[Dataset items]
+---+

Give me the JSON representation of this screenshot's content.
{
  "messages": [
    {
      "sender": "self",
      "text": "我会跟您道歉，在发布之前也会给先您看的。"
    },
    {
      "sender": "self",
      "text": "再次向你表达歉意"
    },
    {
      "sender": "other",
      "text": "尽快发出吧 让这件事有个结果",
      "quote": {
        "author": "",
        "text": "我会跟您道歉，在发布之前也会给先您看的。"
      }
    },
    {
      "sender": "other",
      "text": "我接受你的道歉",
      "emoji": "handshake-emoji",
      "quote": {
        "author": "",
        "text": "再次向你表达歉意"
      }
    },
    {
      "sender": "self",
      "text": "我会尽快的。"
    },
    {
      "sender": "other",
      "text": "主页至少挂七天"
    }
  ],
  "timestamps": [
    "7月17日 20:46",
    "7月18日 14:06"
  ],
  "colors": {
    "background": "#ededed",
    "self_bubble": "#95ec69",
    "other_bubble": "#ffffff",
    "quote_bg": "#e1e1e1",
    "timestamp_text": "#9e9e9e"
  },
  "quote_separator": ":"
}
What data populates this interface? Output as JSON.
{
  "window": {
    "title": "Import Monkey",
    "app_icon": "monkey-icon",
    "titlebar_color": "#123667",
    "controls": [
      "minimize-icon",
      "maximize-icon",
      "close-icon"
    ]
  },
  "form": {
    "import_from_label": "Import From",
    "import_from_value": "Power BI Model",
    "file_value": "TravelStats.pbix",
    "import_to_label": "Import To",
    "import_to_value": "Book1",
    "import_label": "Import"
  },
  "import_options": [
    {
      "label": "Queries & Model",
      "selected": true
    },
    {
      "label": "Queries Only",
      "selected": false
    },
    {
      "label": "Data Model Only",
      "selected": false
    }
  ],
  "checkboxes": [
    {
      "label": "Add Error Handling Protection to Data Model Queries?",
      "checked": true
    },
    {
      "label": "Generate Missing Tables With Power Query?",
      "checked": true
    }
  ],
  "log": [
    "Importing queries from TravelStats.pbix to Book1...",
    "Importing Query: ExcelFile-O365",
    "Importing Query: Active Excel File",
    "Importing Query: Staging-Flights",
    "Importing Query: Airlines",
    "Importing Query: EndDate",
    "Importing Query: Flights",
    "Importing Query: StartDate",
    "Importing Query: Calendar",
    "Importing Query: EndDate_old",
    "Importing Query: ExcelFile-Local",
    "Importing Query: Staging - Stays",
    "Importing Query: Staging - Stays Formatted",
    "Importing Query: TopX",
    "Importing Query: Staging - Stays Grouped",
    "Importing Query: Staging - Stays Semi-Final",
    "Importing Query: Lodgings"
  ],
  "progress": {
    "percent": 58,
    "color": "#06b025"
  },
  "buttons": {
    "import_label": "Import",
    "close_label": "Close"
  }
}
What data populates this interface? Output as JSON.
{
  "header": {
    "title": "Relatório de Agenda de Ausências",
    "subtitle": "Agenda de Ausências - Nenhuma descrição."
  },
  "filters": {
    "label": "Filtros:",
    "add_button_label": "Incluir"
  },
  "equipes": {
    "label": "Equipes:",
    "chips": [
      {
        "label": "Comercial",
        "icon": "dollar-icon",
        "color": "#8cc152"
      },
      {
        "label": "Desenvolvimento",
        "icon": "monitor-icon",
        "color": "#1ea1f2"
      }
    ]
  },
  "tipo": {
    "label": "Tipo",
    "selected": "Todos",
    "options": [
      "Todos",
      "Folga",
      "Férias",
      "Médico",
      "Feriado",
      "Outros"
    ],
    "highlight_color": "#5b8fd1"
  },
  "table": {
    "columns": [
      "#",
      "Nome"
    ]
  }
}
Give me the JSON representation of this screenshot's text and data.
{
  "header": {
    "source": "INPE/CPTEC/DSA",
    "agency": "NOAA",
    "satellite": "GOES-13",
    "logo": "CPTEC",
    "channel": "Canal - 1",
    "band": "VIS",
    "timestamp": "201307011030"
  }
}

+---+

§ Instructions to follow
Write down the number of lines where the word "Only" appears, and nothing further.

§ Exercise answer
2